### Stated exercise
Pictures in the records should not be copied, but every other part must be repeated exactly.

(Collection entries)
▬▬▬
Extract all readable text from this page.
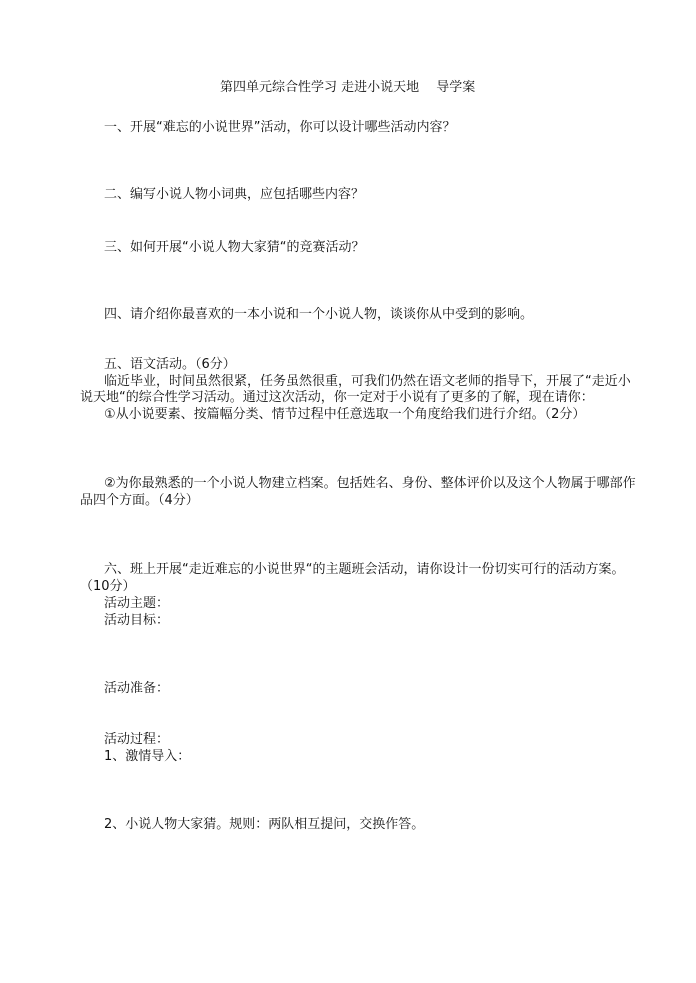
第四单元综合性学习 走进小说天地　 导学案
一、开展“难忘的小说世界”活动，你可以设计哪些活动内容？
二、编写小说人物小词典，应包括哪些内容？
三、如何开展“小说人物大家猜“的竞赛活动？
四、请介绍你最喜欢的一本小说和一个小说人物，谈谈你从中受到的影响。
五、语文活动。（6分）
临近毕业，时间虽然很紧，任务虽然很重，可我们仍然在语文老师的指导下，开展了“走近小
说天地“的综合性学习活动。通过这次活动，你一定对于小说有了更多的了解，现在请你：
①从小说要素、按篇幅分类、情节过程中任意选取一个角度给我们进行介绍。（2分）
②为你最熟悉的一个小说人物建立档案。包括姓名、身份、整体评价以及这个人物属于哪部作
品四个方面。（4分）
六、班上开展“走近难忘的小说世界“的主题班会活动，请你设计一份切实可行的活动方案。
（10分）
活动主题：
活动目标：
活动准备：
活动过程：
1、激情导入：
2、小说人物大家猜。规则：两队相互提问，交换作答。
▬▬▬
### Written answer
Extract all readable text from this page.
第四单元综合性学习 走进小说天地　 导学案
一、开展“难忘的小说世界”活动，你可以设计哪些活动内容？
二、编写小说人物小词典，应包括哪些内容？
三、如何开展“小说人物大家猜“的竞赛活动？
四、请介绍你最喜欢的一本小说和一个小说人物，谈谈你从中受到的影响。
五、语文活动。（6分）
临近毕业，时间虽然很紧，任务虽然很重，可我们仍然在语文老师的指导下，开展了“走近小
说天地“的综合性学习活动。通过这次活动，你一定对于小说有了更多的了解，现在请你：
①从小说要素、按篇幅分类、情节过程中任意选取一个角度给我们进行介绍。（2分）
②为你最熟悉的一个小说人物建立档案。包括姓名、身份、整体评价以及这个人物属于哪部作
品四个方面。（4分）
六、班上开展“走近难忘的小说世界“的主题班会活动，请你设计一份切实可行的活动方案。
（10分）
活动主题：
活动目标：
活动准备：
活动过程：
1、激情导入：
2、小说人物大家猜。规则：两队相互提问，交换作答。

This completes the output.